What follows is a listing; give it again exactly, in its entirety.

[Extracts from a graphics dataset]
● ● ● ● ● ● ●

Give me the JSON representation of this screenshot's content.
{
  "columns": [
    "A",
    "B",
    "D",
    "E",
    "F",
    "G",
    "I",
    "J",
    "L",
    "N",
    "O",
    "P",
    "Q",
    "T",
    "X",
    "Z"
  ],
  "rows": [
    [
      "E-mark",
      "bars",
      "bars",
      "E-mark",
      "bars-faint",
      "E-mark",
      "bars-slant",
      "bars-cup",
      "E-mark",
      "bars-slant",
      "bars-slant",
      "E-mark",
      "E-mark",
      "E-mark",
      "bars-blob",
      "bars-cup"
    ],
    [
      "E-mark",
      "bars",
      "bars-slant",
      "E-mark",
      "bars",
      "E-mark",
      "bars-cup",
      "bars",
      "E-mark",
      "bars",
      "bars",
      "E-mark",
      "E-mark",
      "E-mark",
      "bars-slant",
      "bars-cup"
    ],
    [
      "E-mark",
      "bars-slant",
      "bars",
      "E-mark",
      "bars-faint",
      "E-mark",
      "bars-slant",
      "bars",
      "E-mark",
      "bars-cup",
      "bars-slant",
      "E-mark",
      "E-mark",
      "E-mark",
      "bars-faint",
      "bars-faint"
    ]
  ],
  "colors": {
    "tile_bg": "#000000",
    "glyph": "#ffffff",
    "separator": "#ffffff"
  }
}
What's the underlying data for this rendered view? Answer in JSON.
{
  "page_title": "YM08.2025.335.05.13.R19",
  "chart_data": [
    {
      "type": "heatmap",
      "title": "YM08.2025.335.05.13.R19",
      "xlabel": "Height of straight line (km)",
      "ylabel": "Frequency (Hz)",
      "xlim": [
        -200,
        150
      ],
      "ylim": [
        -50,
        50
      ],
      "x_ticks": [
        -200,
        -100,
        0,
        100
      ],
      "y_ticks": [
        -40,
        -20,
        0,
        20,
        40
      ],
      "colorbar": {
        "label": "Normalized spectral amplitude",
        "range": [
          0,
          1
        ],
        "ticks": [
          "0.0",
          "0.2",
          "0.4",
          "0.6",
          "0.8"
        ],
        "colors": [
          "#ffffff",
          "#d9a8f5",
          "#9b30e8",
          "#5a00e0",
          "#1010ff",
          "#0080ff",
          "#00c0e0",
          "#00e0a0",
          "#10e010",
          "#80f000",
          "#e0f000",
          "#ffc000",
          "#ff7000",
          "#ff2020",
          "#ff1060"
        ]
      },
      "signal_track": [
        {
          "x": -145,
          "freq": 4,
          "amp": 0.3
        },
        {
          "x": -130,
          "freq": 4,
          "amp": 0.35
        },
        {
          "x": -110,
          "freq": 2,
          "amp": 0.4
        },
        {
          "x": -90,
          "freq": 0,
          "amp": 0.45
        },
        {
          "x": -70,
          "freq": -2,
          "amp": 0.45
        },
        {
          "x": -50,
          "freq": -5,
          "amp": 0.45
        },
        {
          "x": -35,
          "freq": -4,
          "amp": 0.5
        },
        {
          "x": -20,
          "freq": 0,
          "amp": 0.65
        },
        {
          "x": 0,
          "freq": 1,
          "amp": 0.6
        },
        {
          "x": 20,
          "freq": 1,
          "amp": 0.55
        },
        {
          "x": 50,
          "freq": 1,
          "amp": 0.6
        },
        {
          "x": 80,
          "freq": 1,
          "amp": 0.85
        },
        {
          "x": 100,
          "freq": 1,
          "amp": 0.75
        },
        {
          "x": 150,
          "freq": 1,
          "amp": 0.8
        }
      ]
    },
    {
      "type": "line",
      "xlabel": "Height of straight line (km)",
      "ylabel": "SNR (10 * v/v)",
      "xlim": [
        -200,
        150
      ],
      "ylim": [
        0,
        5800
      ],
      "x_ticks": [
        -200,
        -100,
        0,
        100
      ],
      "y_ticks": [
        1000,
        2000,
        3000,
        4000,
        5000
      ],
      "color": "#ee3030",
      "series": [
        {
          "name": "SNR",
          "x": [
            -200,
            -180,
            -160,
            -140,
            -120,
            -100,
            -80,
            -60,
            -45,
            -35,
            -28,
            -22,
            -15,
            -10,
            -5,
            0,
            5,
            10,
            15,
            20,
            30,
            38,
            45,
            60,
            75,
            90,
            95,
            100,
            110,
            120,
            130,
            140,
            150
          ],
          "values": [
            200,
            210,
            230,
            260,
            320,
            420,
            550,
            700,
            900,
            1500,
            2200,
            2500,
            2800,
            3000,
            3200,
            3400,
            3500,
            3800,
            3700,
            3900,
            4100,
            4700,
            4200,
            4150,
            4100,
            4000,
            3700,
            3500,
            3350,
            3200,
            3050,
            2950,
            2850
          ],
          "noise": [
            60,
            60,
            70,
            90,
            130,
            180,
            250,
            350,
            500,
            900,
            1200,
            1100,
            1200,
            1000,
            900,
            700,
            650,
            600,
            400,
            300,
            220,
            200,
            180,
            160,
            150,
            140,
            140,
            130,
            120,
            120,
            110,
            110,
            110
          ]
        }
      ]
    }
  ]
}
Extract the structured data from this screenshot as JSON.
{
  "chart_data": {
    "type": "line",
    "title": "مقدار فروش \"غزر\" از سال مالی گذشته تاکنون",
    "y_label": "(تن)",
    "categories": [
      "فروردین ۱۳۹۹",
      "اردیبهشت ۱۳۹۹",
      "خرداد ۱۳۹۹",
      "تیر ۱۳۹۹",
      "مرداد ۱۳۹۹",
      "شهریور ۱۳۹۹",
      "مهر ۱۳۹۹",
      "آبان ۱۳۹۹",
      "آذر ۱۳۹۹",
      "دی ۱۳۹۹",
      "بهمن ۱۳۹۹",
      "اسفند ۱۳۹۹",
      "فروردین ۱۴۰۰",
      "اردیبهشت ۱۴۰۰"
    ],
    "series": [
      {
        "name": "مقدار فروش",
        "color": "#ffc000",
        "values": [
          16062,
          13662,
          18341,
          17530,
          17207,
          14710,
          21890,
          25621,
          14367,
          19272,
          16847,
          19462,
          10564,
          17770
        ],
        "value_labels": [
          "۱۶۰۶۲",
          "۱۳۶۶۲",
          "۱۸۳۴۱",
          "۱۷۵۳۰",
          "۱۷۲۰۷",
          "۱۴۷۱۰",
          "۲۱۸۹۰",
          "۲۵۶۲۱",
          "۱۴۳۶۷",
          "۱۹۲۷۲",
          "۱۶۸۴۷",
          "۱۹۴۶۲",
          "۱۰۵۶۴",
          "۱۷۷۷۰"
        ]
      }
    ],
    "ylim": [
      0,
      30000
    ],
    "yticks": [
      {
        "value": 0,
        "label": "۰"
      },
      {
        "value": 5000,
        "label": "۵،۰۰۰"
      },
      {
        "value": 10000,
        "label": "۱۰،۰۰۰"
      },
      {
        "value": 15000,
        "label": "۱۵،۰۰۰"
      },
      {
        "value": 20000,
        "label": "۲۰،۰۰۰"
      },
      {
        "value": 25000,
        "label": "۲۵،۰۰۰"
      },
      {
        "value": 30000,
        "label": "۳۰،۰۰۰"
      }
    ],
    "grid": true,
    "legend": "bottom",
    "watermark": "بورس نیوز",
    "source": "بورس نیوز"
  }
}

● ● ● ● ● ● ●

Reply
Give me the JSON representation of this screenshot's content.
{
  "columns": [
    "A",
    "B",
    "D",
    "E",
    "F",
    "G",
    "I",
    "J",
    "L",
    "N",
    "O",
    "P",
    "Q",
    "T",
    "X",
    "Z"
  ],
  "rows": [
    [
      "E-mark",
      "bars",
      "bars",
      "E-mark",
      "bars-faint",
      "E-mark",
      "bars-slant",
      "bars-cup",
      "E-mark",
      "bars-slant",
      "bars-slant",
      "E-mark",
      "E-mark",
      "E-mark",
      "bars-blob",
      "bars-cup"
    ],
    [
      "E-mark",
      "bars",
      "bars-slant",
      "E-mark",
      "bars",
      "E-mark",
      "bars-cup",
      "bars",
      "E-mark",
      "bars",
      "bars",
      "E-mark",
      "E-mark",
      "E-mark",
      "bars-slant",
      "bars-cup"
    ],
    [
      "E-mark",
      "bars-slant",
      "bars",
      "E-mark",
      "bars-faint",
      "E-mark",
      "bars-slant",
      "bars",
      "E-mark",
      "bars-cup",
      "bars-slant",
      "E-mark",
      "E-mark",
      "E-mark",
      "bars-faint",
      "bars-faint"
    ]
  ],
  "colors": {
    "tile_bg": "#000000",
    "glyph": "#ffffff",
    "separator": "#ffffff"
  }
}
What's the underlying data for this rendered view? Answer in JSON.
{
  "page_title": "YM08.2025.335.05.13.R19",
  "chart_data": [
    {
      "type": "heatmap",
      "title": "YM08.2025.335.05.13.R19",
      "xlabel": "Height of straight line (km)",
      "ylabel": "Frequency (Hz)",
      "xlim": [
        -200,
        150
      ],
      "ylim": [
        -50,
        50
      ],
      "x_ticks": [
        -200,
        -100,
        0,
        100
      ],
      "y_ticks": [
        -40,
        -20,
        0,
        20,
        40
      ],
      "colorbar": {
        "label": "Normalized spectral amplitude",
        "range": [
          0,
          1
        ],
        "ticks": [
          "0.0",
          "0.2",
          "0.4",
          "0.6",
          "0.8"
        ],
        "colors": [
          "#ffffff",
          "#d9a8f5",
          "#9b30e8",
          "#5a00e0",
          "#1010ff",
          "#0080ff",
          "#00c0e0",
          "#00e0a0",
          "#10e010",
          "#80f000",
          "#e0f000",
          "#ffc000",
          "#ff7000",
          "#ff2020",
          "#ff1060"
        ]
      },
      "signal_track": [
        {
          "x": -145,
          "freq": 4,
          "amp": 0.3
        },
        {
          "x": -130,
          "freq": 4,
          "amp": 0.35
        },
        {
          "x": -110,
          "freq": 2,
          "amp": 0.4
        },
        {
          "x": -90,
          "freq": 0,
          "amp": 0.45
        },
        {
          "x": -70,
          "freq": -2,
          "amp": 0.45
        },
        {
          "x": -50,
          "freq": -5,
          "amp": 0.45
        },
        {
          "x": -35,
          "freq": -4,
          "amp": 0.5
        },
        {
          "x": -20,
          "freq": 0,
          "amp": 0.65
        },
        {
          "x": 0,
          "freq": 1,
          "amp": 0.6
        },
        {
          "x": 20,
          "freq": 1,
          "amp": 0.55
        },
        {
          "x": 50,
          "freq": 1,
          "amp": 0.6
        },
        {
          "x": 80,
          "freq": 1,
          "amp": 0.85
        },
        {
          "x": 100,
          "freq": 1,
          "amp": 0.75
        },
        {
          "x": 150,
          "freq": 1,
          "amp": 0.8
        }
      ]
    },
    {
      "type": "line",
      "xlabel": "Height of straight line (km)",
      "ylabel": "SNR (10 * v/v)",
      "xlim": [
        -200,
        150
      ],
      "ylim": [
        0,
        5800
      ],
      "x_ticks": [
        -200,
        -100,
        0,
        100
      ],
      "y_ticks": [
        1000,
        2000,
        3000,
        4000,
        5000
      ],
      "color": "#ee3030",
      "series": [
        {
          "name": "SNR",
          "x": [
            -200,
            -180,
            -160,
            -140,
            -120,
            -100,
            -80,
            -60,
            -45,
            -35,
            -28,
            -22,
            -15,
            -10,
            -5,
            0,
            5,
            10,
            15,
            20,
            30,
            38,
            45,
            60,
            75,
            90,
            95,
            100,
            110,
            120,
            130,
            140,
            150
          ],
          "values": [
            200,
            210,
            230,
            260,
            320,
            420,
            550,
            700,
            900,
            1500,
            2200,
            2500,
            2800,
            3000,
            3200,
            3400,
            3500,
            3800,
            3700,
            3900,
            4100,
            4700,
            4200,
            4150,
            4100,
            4000,
            3700,
            3500,
            3350,
            3200,
            3050,
            2950,
            2850
          ],
          "noise": [
            60,
            60,
            70,
            90,
            130,
            180,
            250,
            350,
            500,
            900,
            1200,
            1100,
            1200,
            1000,
            900,
            700,
            650,
            600,
            400,
            300,
            220,
            200,
            180,
            160,
            150,
            140,
            140,
            130,
            120,
            120,
            110,
            110,
            110
          ]
        }
      ]
    }
  ]
}
Extract the structured data from this screenshot as JSON.
{
  "chart_data": {
    "type": "line",
    "title": "مقدار فروش \"غزر\" از سال مالی گذشته تاکنون",
    "y_label": "(تن)",
    "categories": [
      "فروردین ۱۳۹۹",
      "اردیبهشت ۱۳۹۹",
      "خرداد ۱۳۹۹",
      "تیر ۱۳۹۹",
      "مرداد ۱۳۹۹",
      "شهریور ۱۳۹۹",
      "مهر ۱۳۹۹",
      "آبان ۱۳۹۹",
      "آذر ۱۳۹۹",
      "دی ۱۳۹۹",
      "بهمن ۱۳۹۹",
      "اسفند ۱۳۹۹",
      "فروردین ۱۴۰۰",
      "اردیبهشت ۱۴۰۰"
    ],
    "series": [
      {
        "name": "مقدار فروش",
        "color": "#ffc000",
        "values": [
          16062,
          13662,
          18341,
          17530,
          17207,
          14710,
          21890,
          25621,
          14367,
          19272,
          16847,
          19462,
          10564,
          17770
        ],
        "value_labels": [
          "۱۶۰۶۲",
          "۱۳۶۶۲",
          "۱۸۳۴۱",
          "۱۷۵۳۰",
          "۱۷۲۰۷",
          "۱۴۷۱۰",
          "۲۱۸۹۰",
          "۲۵۶۲۱",
          "۱۴۳۶۷",
          "۱۹۲۷۲",
          "۱۶۸۴۷",
          "۱۹۴۶۲",
          "۱۰۵۶۴",
          "۱۷۷۷۰"
        ]
      }
    ],
    "ylim": [
      0,
      30000
    ],
    "yticks": [
      {
        "value": 0,
        "label": "۰"
      },
      {
        "value": 5000,
        "label": "۵،۰۰۰"
      },
      {
        "value": 10000,
        "label": "۱۰،۰۰۰"
      },
      {
        "value": 15000,
        "label": "۱۵،۰۰۰"
      },
      {
        "value": 20000,
        "label": "۲۰،۰۰۰"
      },
      {
        "value": 25000,
        "label": "۲۵،۰۰۰"
      },
      {
        "value": 30000,
        "label": "۳۰،۰۰۰"
      }
    ],
    "grid": true,
    "legend": "bottom",
    "watermark": "بورس نیوز",
    "source": "بورس نیوز"
  }
}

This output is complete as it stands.